**Exercise prompt**
Copy the records from their first line through the line that has "stage-label-report: REPORT [710, 603, 800, 626]", changing "UI component" to "interface item" and keeping everything else the same.

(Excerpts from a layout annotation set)
= = = =

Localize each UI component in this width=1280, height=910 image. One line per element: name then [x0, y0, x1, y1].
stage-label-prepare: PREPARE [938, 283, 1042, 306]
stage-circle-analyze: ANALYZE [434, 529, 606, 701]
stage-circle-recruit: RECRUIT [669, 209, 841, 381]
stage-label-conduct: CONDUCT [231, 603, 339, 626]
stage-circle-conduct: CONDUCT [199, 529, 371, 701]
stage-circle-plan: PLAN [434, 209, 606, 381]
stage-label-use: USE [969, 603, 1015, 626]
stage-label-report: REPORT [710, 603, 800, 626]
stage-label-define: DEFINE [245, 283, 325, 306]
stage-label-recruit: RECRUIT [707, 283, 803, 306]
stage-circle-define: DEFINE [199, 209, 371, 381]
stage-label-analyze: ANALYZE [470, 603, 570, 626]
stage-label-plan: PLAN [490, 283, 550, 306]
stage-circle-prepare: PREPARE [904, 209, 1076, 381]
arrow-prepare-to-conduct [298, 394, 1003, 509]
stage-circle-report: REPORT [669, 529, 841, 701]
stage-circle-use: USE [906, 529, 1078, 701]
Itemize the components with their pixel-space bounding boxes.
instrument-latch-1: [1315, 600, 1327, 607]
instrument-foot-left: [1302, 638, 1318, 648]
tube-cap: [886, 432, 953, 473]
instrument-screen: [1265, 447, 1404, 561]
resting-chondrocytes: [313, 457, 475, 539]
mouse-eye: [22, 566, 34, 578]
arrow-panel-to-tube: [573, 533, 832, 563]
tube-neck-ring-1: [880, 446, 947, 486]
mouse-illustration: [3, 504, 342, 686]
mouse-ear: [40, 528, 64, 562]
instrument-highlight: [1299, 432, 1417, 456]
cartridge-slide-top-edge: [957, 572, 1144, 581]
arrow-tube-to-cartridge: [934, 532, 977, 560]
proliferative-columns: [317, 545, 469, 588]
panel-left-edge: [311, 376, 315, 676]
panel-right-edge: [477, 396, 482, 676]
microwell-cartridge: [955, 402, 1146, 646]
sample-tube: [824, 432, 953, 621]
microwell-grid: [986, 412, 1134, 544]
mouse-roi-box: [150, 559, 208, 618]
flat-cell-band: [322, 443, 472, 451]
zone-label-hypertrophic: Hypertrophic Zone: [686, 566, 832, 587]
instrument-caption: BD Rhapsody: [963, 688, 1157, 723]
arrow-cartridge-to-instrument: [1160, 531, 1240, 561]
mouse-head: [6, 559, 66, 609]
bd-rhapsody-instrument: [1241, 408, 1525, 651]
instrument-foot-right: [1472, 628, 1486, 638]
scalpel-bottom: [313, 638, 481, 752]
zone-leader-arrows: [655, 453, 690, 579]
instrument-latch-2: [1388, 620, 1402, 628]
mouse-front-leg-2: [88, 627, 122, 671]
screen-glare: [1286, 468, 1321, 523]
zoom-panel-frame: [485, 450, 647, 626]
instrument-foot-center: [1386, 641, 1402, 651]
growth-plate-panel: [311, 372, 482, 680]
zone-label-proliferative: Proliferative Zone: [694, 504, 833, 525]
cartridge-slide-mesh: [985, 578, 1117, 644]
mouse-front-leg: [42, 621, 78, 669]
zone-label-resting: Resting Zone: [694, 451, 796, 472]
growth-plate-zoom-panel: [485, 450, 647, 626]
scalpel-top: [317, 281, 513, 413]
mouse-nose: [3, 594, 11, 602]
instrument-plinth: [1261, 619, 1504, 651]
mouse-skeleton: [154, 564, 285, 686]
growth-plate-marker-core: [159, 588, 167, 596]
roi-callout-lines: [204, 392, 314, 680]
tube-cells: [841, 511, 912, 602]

= = = =

**Response below**
Localize each interface item in this width=1280, height=910 image. One line per element: name then [x0, y0, x1, y1].
stage-label-prepare: PREPARE [938, 283, 1042, 306]
stage-circle-analyze: ANALYZE [434, 529, 606, 701]
stage-circle-recruit: RECRUIT [669, 209, 841, 381]
stage-label-conduct: CONDUCT [231, 603, 339, 626]
stage-circle-conduct: CONDUCT [199, 529, 371, 701]
stage-circle-plan: PLAN [434, 209, 606, 381]
stage-label-use: USE [969, 603, 1015, 626]
stage-label-report: REPORT [710, 603, 800, 626]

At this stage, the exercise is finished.